## REQUIRED TASK
Copy the entries from the first line through the line containing "92, 604, 121]", keeping every character as it appears.

-------- MATERIAL FOR THE TASK --------

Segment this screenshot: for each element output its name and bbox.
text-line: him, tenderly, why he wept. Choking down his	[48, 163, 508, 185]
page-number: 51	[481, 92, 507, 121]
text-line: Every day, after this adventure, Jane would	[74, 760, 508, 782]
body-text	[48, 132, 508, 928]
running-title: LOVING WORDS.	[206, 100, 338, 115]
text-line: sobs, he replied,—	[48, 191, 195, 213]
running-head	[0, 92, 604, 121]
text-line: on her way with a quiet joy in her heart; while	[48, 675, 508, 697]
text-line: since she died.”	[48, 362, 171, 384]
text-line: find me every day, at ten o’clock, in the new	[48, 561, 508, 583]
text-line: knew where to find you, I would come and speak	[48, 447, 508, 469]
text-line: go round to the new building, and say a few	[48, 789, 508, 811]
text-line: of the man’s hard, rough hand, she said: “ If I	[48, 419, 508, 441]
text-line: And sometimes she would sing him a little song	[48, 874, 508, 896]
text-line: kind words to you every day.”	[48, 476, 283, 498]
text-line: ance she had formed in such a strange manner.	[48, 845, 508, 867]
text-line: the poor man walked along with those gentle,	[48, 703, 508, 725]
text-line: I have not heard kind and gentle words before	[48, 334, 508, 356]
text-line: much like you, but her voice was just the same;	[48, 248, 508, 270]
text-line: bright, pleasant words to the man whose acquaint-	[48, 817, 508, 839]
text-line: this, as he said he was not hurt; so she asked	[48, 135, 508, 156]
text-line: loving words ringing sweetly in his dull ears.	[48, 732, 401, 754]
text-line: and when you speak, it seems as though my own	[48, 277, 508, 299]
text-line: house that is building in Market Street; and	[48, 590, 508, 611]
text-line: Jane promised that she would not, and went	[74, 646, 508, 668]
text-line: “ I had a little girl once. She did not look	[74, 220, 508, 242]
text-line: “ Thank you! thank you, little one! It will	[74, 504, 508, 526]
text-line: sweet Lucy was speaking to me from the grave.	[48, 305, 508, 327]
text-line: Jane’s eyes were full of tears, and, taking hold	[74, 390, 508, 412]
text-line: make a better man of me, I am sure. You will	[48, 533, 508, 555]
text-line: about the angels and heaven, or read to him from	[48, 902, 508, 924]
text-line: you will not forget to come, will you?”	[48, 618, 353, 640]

--------

## RESULT
Segment this screenshot: for each element output its name and bbox.
text-line: him, tenderly, why he wept. Choking down his	[48, 163, 508, 185]
page-number: 51	[481, 92, 507, 121]
text-line: Every day, after this adventure, Jane would	[74, 760, 508, 782]
body-text	[48, 132, 508, 928]
running-title: LOVING WORDS.	[206, 100, 338, 115]
text-line: sobs, he replied,—	[48, 191, 195, 213]
running-head	[0, 92, 604, 121]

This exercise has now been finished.